▸ RECORDS PROVIDED
** Start **
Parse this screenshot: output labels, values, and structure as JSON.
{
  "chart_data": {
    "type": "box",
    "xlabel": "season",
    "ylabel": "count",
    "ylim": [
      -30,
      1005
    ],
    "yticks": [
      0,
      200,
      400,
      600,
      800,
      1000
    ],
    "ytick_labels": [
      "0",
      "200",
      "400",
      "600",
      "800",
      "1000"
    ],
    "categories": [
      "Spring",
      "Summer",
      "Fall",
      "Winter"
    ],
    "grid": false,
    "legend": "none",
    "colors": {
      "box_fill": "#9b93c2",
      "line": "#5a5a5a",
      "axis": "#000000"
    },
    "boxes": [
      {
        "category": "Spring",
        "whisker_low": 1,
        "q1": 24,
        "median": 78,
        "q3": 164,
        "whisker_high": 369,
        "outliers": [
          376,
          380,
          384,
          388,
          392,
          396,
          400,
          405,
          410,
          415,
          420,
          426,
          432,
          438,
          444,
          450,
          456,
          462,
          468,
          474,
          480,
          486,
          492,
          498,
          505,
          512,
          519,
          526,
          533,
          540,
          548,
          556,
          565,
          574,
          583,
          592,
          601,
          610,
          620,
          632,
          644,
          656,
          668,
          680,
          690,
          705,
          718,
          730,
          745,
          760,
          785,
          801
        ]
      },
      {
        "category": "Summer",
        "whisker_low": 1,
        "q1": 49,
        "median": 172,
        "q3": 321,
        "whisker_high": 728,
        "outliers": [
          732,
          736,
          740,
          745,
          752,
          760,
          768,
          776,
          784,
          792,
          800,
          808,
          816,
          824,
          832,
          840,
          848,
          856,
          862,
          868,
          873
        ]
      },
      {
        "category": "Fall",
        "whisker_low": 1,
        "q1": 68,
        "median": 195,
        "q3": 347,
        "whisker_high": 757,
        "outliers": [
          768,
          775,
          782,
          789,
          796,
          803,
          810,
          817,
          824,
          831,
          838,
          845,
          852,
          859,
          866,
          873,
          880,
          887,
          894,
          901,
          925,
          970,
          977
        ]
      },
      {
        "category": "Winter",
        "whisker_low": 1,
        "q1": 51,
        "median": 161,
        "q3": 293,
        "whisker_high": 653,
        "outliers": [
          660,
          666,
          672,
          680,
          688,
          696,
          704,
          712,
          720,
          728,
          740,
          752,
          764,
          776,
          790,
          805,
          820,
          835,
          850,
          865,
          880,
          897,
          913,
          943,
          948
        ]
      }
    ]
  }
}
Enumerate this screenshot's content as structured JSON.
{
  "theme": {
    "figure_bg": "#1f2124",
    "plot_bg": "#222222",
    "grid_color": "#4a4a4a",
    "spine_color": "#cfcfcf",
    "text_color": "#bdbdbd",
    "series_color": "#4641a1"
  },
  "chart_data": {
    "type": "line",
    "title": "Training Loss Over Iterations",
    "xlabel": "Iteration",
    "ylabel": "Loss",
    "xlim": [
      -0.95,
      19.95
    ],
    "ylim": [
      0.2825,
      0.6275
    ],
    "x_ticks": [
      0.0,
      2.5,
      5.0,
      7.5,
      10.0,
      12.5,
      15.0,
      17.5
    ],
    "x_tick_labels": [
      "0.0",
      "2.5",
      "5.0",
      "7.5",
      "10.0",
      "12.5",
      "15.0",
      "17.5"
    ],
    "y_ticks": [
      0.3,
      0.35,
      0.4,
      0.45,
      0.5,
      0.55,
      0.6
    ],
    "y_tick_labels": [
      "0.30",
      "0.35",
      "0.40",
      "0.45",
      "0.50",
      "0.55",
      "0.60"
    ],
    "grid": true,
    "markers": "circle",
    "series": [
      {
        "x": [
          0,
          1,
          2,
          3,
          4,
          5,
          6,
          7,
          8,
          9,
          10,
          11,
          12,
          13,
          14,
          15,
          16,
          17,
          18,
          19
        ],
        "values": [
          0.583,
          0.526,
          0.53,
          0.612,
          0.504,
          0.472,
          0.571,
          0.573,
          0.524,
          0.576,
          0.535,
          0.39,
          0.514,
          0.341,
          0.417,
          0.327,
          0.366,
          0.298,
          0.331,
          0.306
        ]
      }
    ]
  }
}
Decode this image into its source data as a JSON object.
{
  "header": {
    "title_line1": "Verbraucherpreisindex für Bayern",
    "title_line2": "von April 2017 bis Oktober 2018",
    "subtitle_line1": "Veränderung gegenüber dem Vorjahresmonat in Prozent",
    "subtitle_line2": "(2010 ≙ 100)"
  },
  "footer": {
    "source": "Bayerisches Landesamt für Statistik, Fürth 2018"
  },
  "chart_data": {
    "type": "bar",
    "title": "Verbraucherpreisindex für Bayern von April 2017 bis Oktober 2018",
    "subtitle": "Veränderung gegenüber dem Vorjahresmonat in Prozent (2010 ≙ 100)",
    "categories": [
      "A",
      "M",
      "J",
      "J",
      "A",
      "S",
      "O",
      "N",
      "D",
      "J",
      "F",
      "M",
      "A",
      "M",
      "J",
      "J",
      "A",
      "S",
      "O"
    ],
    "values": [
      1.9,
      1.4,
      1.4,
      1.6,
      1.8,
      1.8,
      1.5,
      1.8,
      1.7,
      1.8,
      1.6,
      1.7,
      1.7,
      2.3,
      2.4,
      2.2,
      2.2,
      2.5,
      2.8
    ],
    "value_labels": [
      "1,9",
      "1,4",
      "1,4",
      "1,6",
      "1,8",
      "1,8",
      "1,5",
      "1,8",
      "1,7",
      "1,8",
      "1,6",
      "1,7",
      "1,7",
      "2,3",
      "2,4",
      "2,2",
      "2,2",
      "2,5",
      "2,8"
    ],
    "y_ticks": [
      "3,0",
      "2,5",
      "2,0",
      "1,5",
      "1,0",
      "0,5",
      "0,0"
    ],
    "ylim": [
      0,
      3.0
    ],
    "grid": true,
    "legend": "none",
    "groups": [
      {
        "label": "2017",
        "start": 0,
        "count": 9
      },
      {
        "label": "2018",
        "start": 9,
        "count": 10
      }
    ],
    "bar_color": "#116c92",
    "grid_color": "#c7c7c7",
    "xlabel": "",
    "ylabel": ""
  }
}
** End **
▸ WHAT TO WORK ON
Find all lines with "April" in them and copy each one.

▸ EXERCISE RESPONSE
    "title_line2": "von April 2017 bis Oktober 2018",
    "title": "Verbraucherpreisindex für Bayern von April 2017 bis Oktober 2018",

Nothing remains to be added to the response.